AIM: Your task is to copy every line of the entries that contains "エレメント".

-------- GIVEN DATA

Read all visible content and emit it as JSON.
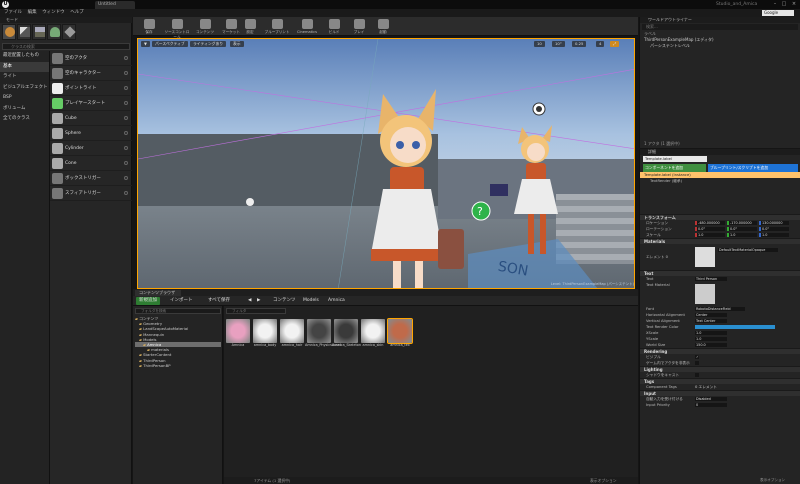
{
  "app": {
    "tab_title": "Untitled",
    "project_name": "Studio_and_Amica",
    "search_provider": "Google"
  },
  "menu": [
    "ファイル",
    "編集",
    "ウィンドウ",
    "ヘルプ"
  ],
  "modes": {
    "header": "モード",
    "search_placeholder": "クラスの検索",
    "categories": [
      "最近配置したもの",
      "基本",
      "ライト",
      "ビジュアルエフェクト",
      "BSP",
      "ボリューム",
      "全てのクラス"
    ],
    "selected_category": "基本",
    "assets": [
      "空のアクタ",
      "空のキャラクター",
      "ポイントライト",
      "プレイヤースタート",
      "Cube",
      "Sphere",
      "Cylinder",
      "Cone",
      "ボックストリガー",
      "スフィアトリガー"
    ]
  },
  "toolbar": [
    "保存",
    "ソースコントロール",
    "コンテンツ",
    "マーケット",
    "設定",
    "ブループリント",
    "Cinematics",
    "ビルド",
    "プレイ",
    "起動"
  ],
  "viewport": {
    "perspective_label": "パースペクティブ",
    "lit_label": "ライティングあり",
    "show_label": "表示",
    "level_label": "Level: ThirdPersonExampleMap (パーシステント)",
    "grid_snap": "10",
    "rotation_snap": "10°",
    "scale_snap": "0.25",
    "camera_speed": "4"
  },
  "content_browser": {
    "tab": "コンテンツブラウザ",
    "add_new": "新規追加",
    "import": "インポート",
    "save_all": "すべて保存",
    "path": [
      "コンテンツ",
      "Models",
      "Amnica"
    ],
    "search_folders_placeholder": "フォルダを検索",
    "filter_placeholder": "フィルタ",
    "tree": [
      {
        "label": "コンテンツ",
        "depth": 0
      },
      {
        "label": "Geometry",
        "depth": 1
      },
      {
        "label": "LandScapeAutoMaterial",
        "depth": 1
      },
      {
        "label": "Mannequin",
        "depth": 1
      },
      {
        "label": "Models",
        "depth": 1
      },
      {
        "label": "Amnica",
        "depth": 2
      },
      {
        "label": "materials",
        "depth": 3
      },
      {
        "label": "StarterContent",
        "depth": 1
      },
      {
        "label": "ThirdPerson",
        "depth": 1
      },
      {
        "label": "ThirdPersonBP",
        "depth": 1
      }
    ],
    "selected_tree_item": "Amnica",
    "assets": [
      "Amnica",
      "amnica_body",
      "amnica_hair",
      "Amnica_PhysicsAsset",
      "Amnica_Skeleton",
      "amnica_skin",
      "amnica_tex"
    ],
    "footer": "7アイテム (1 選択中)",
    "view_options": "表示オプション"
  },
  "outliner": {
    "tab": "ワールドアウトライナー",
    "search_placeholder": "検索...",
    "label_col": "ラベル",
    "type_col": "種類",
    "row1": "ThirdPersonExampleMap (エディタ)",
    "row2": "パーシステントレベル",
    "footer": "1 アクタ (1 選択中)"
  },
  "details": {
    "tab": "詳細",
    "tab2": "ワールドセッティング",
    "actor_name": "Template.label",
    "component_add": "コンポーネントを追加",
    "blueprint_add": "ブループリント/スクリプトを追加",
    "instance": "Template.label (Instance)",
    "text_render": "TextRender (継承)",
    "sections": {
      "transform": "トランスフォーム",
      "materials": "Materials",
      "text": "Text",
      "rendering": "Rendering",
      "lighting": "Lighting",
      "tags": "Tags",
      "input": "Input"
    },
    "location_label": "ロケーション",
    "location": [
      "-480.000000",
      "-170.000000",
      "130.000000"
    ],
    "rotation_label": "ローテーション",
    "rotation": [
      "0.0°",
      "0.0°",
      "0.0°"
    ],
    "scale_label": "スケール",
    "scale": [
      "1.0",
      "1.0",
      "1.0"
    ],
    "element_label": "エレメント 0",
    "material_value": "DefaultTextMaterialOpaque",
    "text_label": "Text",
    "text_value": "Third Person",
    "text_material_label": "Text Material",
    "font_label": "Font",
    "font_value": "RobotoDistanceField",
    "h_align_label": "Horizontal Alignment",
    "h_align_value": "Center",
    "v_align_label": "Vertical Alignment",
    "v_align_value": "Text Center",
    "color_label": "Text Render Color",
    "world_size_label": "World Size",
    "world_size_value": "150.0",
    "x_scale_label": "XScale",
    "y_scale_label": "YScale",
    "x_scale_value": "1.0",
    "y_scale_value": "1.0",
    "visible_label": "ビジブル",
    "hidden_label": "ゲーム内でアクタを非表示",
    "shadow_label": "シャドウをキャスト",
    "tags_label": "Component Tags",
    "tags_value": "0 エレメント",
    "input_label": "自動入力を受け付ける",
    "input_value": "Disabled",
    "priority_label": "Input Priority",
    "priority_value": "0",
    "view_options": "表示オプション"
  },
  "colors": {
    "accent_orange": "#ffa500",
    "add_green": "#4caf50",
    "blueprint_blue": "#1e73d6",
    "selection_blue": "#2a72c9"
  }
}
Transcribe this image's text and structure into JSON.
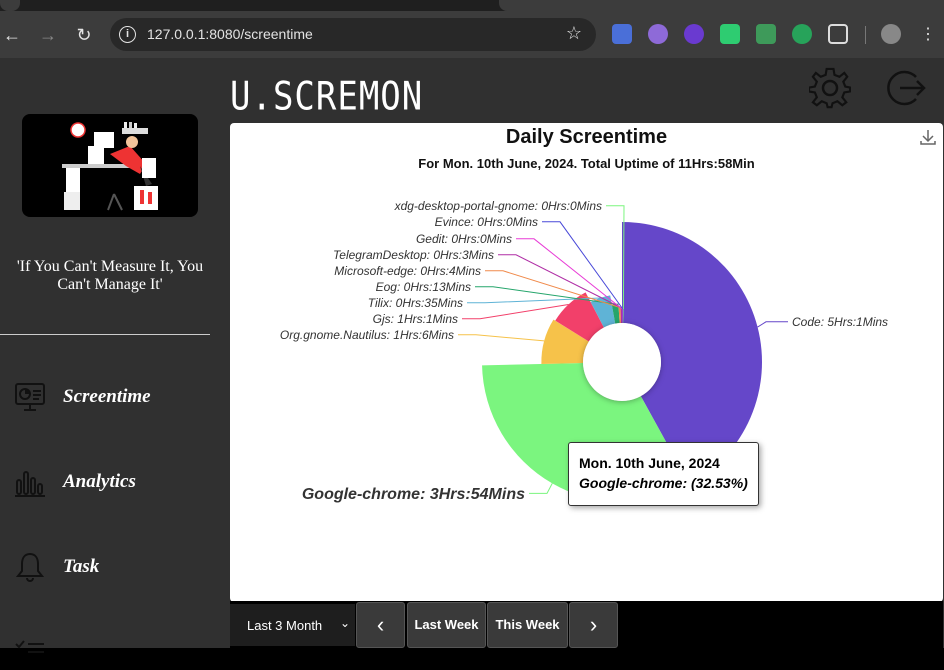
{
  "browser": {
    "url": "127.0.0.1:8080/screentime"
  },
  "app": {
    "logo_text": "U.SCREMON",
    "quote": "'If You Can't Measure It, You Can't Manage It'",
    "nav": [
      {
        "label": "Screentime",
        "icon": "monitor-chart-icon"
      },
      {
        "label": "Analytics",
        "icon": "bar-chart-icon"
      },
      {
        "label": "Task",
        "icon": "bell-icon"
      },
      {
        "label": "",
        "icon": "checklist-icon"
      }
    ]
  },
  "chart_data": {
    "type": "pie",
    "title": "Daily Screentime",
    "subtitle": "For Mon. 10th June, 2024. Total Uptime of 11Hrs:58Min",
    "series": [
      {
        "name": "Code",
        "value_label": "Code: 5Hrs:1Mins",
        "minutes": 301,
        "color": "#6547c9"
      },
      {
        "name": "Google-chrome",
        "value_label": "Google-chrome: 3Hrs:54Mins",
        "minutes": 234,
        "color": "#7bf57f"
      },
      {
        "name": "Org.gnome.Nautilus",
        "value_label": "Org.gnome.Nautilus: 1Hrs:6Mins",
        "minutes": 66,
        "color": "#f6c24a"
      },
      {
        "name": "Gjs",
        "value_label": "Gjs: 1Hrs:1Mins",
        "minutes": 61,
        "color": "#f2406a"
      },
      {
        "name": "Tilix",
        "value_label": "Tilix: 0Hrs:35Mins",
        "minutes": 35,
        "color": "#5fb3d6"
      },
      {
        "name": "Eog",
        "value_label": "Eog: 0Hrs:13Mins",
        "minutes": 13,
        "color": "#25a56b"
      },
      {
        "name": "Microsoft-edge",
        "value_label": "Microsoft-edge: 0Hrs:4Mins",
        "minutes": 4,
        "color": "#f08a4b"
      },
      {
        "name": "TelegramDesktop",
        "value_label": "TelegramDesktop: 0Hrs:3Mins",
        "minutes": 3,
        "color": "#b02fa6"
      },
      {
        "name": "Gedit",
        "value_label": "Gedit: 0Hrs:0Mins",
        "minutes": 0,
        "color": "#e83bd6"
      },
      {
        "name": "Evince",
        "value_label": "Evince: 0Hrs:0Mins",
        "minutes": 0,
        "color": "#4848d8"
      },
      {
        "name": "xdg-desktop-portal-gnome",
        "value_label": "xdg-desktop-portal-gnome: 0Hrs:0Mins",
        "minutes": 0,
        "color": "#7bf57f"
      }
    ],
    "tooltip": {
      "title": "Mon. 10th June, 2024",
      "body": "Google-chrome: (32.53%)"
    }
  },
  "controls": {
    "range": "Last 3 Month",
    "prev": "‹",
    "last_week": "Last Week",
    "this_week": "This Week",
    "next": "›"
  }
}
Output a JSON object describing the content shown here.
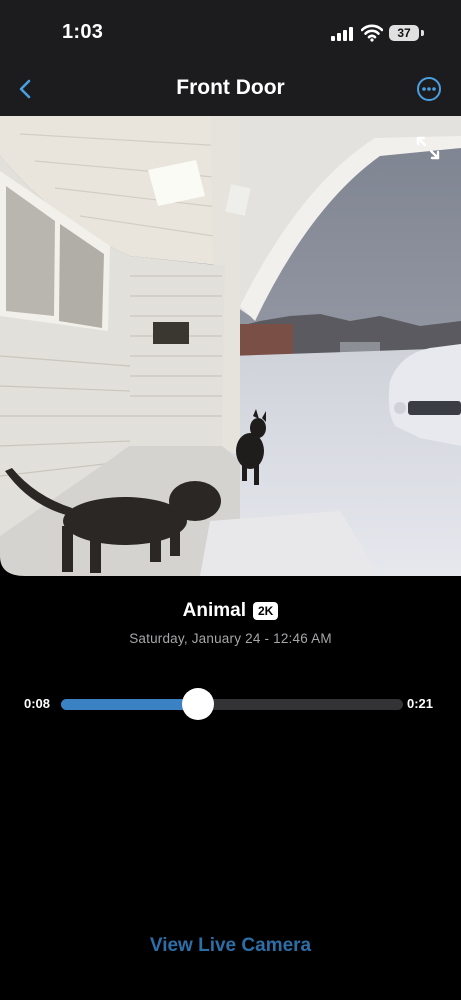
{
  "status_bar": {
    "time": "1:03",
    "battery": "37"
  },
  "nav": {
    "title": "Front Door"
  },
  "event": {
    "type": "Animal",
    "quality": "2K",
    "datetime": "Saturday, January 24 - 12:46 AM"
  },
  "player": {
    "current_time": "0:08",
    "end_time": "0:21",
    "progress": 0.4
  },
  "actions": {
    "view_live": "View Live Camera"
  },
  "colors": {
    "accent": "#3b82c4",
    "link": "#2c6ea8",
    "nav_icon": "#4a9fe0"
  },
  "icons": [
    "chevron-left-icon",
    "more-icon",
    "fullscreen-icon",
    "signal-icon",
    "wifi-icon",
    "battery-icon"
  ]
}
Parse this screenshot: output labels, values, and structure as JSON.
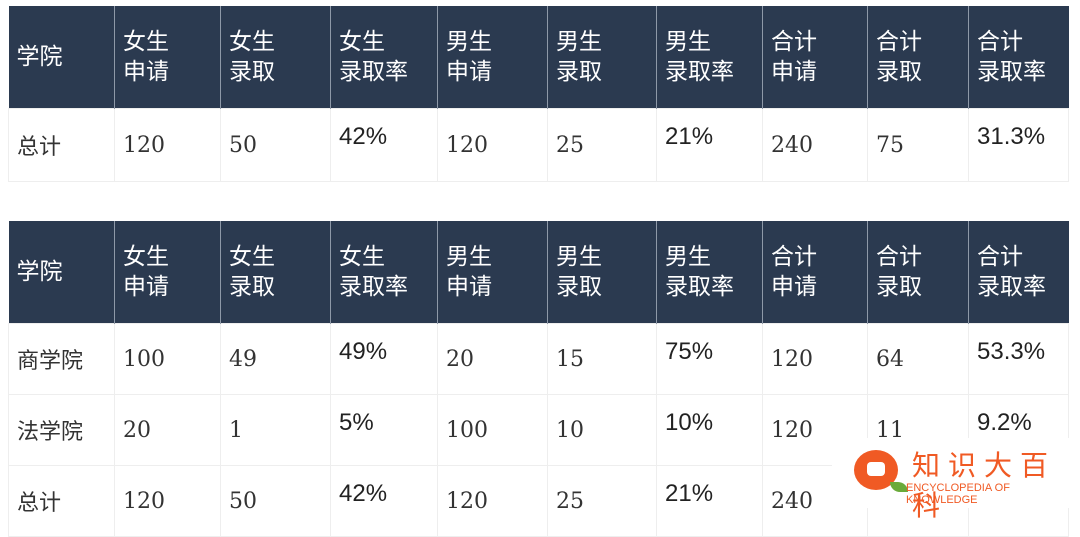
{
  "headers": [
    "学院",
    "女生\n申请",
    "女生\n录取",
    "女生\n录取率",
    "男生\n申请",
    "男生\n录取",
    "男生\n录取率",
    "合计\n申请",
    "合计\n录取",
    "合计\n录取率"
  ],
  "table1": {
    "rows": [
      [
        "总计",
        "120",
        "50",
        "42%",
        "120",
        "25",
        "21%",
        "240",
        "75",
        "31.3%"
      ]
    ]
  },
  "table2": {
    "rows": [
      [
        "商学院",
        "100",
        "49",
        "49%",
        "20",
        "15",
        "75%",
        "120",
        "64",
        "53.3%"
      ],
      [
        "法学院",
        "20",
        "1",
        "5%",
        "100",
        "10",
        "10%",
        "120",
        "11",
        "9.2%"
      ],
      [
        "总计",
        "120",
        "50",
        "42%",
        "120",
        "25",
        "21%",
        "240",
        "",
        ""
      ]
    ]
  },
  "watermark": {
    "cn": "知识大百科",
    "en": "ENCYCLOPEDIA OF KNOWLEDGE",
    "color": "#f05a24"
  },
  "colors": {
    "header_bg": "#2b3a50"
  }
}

----------------

FINAL RESULT:
    "element_label": "エレメント 0",
    "tags_value": "0 エレメント",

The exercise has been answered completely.